*Exercise*.
Select from the records below every line that has the word "title" in it.

*Records for this exercise*.

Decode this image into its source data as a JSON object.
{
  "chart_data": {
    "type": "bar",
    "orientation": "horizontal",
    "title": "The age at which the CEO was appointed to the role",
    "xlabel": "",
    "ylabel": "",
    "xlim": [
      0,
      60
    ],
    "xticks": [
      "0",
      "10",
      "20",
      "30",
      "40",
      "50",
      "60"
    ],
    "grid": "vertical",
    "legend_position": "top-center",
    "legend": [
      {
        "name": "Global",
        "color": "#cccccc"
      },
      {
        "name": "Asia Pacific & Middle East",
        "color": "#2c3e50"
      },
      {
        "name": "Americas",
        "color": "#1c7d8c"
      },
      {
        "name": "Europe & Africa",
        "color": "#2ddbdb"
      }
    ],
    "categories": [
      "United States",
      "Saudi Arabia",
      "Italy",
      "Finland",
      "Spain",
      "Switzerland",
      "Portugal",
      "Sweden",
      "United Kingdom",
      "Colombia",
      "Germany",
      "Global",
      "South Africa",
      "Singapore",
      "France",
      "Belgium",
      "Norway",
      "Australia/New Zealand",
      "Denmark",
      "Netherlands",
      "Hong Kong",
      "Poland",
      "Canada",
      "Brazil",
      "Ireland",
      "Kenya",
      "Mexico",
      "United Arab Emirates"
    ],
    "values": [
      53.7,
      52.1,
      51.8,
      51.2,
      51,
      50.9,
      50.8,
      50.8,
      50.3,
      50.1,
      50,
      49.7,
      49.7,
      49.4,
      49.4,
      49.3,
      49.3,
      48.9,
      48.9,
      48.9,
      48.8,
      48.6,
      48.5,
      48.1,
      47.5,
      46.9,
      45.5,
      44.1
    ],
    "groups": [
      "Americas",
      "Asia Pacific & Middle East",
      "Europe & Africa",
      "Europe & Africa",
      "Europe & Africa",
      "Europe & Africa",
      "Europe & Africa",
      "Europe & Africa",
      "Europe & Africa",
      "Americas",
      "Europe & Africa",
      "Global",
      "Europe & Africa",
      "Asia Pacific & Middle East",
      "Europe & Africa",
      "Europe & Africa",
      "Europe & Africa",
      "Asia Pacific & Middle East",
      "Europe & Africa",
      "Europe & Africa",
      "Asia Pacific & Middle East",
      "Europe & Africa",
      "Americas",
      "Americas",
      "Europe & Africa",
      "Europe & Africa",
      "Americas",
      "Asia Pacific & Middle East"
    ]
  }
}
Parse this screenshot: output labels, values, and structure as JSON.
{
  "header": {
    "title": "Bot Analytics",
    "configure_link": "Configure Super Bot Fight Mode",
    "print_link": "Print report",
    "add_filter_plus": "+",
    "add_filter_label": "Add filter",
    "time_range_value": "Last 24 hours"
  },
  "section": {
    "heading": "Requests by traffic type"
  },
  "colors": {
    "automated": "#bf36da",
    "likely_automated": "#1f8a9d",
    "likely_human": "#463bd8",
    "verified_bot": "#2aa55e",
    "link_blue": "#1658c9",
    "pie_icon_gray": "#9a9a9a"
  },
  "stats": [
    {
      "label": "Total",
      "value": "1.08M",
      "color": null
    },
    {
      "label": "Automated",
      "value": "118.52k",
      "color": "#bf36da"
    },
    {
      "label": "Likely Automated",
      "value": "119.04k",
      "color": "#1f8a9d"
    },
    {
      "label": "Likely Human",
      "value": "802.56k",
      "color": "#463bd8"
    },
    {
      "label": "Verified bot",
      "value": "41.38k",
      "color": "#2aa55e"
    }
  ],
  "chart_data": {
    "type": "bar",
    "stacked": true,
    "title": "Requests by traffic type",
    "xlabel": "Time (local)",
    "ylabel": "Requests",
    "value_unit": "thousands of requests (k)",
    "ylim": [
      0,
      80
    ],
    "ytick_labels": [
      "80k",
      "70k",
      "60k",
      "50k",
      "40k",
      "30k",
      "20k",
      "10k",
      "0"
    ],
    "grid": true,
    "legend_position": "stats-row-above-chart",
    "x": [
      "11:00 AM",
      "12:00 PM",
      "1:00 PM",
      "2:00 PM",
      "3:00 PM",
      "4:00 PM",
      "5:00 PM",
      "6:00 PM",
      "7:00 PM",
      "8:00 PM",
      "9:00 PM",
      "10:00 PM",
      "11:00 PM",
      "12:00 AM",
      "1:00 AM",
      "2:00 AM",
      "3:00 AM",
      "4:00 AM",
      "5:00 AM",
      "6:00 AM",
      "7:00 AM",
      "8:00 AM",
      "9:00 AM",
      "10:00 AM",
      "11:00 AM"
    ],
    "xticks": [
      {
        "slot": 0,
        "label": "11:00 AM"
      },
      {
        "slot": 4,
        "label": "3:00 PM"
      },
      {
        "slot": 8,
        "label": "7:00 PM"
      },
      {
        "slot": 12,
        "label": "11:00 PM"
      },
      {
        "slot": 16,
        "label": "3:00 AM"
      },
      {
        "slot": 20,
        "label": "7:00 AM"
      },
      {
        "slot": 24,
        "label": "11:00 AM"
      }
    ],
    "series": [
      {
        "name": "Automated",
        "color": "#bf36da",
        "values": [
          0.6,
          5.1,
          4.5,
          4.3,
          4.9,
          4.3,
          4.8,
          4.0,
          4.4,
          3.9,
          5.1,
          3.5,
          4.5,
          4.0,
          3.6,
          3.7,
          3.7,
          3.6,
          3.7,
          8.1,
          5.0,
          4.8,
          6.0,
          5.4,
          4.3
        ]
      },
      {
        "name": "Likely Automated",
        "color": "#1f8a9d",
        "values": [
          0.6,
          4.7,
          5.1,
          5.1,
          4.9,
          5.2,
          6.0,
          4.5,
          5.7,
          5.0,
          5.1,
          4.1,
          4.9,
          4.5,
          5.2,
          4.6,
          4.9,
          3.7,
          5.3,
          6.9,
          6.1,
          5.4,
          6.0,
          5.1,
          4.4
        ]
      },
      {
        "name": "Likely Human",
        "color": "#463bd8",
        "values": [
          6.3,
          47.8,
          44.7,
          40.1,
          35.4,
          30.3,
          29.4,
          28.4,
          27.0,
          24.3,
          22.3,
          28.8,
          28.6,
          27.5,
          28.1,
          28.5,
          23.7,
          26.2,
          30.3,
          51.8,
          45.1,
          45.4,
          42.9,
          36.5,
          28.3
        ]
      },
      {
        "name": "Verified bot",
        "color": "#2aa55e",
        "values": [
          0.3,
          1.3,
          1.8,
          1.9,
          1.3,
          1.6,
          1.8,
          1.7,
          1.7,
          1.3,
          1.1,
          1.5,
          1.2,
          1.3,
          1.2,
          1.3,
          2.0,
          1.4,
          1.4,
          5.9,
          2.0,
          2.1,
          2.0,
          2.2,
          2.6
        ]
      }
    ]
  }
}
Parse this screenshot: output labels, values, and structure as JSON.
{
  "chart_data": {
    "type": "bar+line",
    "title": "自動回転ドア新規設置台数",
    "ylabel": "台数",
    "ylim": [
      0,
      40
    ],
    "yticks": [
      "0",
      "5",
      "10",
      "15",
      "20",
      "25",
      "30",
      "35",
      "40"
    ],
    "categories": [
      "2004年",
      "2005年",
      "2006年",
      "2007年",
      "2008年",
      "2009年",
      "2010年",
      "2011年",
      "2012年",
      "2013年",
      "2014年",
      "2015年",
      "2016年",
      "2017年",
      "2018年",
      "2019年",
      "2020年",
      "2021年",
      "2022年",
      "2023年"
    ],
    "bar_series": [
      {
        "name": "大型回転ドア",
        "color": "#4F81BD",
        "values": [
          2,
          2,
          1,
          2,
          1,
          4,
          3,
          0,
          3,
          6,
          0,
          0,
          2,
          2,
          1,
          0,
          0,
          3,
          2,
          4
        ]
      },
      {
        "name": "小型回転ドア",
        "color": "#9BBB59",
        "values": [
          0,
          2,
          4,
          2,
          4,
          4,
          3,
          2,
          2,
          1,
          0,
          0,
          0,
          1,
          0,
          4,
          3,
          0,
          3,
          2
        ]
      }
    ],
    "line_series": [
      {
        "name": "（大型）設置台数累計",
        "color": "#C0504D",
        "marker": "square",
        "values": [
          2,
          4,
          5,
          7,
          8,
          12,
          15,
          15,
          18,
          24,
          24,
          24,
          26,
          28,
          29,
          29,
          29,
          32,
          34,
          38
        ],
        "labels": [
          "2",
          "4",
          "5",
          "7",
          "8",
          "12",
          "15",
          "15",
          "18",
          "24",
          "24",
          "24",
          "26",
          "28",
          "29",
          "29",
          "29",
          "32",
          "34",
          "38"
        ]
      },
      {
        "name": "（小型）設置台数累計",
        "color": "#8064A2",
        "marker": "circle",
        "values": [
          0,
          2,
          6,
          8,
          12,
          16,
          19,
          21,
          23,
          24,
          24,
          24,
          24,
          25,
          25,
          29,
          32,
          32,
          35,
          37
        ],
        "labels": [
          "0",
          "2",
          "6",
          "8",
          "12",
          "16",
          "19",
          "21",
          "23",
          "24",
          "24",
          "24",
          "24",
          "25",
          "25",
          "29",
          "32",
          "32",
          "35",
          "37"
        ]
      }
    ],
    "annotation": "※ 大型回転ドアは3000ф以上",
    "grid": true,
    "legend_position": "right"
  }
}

*Response for this exercise*.
    "title": "The age at which the CEO was appointed to the role",
    "title": "Bot Analytics",
    "title": "Requests by traffic type",
    "title": "自動回転ドア新規設置台数",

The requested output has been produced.